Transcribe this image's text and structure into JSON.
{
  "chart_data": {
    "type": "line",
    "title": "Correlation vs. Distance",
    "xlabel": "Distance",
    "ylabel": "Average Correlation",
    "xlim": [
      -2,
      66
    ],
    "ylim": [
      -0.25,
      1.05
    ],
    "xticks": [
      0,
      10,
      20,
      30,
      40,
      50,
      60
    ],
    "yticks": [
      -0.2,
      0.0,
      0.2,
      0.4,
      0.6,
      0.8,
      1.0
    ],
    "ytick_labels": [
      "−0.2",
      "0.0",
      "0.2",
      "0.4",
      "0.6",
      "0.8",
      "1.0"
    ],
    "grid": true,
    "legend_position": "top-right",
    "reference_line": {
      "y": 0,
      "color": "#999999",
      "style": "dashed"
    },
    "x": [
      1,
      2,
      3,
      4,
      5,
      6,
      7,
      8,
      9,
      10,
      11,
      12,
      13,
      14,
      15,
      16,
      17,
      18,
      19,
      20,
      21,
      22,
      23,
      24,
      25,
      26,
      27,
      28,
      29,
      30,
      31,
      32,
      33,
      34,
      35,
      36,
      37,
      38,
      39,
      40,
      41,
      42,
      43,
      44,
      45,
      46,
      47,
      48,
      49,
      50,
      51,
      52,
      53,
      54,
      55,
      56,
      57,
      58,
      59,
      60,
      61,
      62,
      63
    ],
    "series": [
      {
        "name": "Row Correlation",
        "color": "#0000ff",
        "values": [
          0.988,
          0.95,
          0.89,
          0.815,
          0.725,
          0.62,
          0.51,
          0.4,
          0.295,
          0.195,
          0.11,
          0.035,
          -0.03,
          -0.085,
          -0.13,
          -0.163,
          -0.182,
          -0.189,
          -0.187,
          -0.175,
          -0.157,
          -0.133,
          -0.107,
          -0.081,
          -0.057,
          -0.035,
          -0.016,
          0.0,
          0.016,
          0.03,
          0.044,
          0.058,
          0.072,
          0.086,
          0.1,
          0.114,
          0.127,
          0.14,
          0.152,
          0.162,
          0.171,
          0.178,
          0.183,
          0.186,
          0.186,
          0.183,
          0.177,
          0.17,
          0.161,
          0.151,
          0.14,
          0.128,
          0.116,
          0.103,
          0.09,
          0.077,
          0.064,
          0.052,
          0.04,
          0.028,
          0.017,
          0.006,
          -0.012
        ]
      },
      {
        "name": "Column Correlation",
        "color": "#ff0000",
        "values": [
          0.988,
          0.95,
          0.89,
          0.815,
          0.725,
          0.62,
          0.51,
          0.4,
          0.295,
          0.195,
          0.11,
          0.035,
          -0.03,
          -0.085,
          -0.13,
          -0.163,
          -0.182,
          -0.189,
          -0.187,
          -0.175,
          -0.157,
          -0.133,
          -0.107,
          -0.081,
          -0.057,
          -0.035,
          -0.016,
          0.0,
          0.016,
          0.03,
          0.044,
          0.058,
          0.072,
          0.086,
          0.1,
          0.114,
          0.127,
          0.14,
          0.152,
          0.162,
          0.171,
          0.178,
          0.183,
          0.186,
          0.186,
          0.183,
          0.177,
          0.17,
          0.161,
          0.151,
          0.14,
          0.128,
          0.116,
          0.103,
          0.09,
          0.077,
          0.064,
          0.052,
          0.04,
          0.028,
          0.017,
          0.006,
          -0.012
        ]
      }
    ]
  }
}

══════════════════════════════

* Problem: Copy every line exactly. Leave nothing out.

* Solution to this problem:
Transcribe this image's text and structure into JSON.
{
  "chart_data": {
    "type": "line",
    "title": "Correlation vs. Distance",
    "xlabel": "Distance",
    "ylabel": "Average Correlation",
    "xlim": [
      -2,
      66
    ],
    "ylim": [
      -0.25,
      1.05
    ],
    "xticks": [
      0,
      10,
      20,
      30,
      40,
      50,
      60
    ],
    "yticks": [
      -0.2,
      0.0,
      0.2,
      0.4,
      0.6,
      0.8,
      1.0
    ],
    "ytick_labels": [
      "−0.2",
      "0.0",
      "0.2",
      "0.4",
      "0.6",
      "0.8",
      "1.0"
    ],
    "grid": true,
    "legend_position": "top-right",
    "reference_line": {
      "y": 0,
      "color": "#999999",
      "style": "dashed"
    },
    "x": [
      1,
      2,
      3,
      4,
      5,
      6,
      7,
      8,
      9,
      10,
      11,
      12,
      13,
      14,
      15,
      16,
      17,
      18,
      19,
      20,
      21,
      22,
      23,
      24,
      25,
      26,
      27,
      28,
      29,
      30,
      31,
      32,
      33,
      34,
      35,
      36,
      37,
      38,
      39,
      40,
      41,
      42,
      43,
      44,
      45,
      46,
      47,
      48,
      49,
      50,
      51,
      52,
      53,
      54,
      55,
      56,
      57,
      58,
      59,
      60,
      61,
      62,
      63
    ],
    "series": [
      {
        "name": "Row Correlation",
        "color": "#0000ff",
        "values": [
          0.988,
          0.95,
          0.89,
          0.815,
          0.725,
          0.62,
          0.51,
          0.4,
          0.295,
          0.195,
          0.11,
          0.035,
          -0.03,
          -0.085,
          -0.13,
          -0.163,
          -0.182,
          -0.189,
          -0.187,
          -0.175,
          -0.157,
          -0.133,
          -0.107,
          -0.081,
          -0.057,
          -0.035,
          -0.016,
          0.0,
          0.016,
          0.03,
          0.044,
          0.058,
          0.072,
          0.086,
          0.1,
          0.114,
          0.127,
          0.14,
          0.152,
          0.162,
          0.171,
          0.178,
          0.183,
          0.186,
          0.186,
          0.183,
          0.177,
          0.17,
          0.161,
          0.151,
          0.14,
          0.128,
          0.116,
          0.103,
          0.09,
          0.077,
          0.064,
          0.052,
          0.04,
          0.028,
          0.017,
          0.006,
          -0.012
        ]
      },
      {
        "name": "Column Correlation",
        "color": "#ff0000",
        "values": [
          0.988,
          0.95,
          0.89,
          0.815,
          0.725,
          0.62,
          0.51,
          0.4,
          0.295,
          0.195,
          0.11,
          0.035,
          -0.03,
          -0.085,
          -0.13,
          -0.163,
          -0.182,
          -0.189,
          -0.187,
          -0.175,
          -0.157,
          -0.133,
          -0.107,
          -0.081,
          -0.057,
          -0.035,
          -0.016,
          0.0,
          0.016,
          0.03,
          0.044,
          0.058,
          0.072,
          0.086,
          0.1,
          0.114,
          0.127,
          0.14,
          0.152,
          0.162,
          0.171,
          0.178,
          0.183,
          0.186,
          0.186,
          0.183,
          0.177,
          0.17,
          0.161,
          0.151,
          0.14,
          0.128,
          0.116,
          0.103,
          0.09,
          0.077,
          0.064,
          0.052,
          0.04,
          0.028,
          0.017,
          0.006,
          -0.012
        ]
      }
    ]
  }
}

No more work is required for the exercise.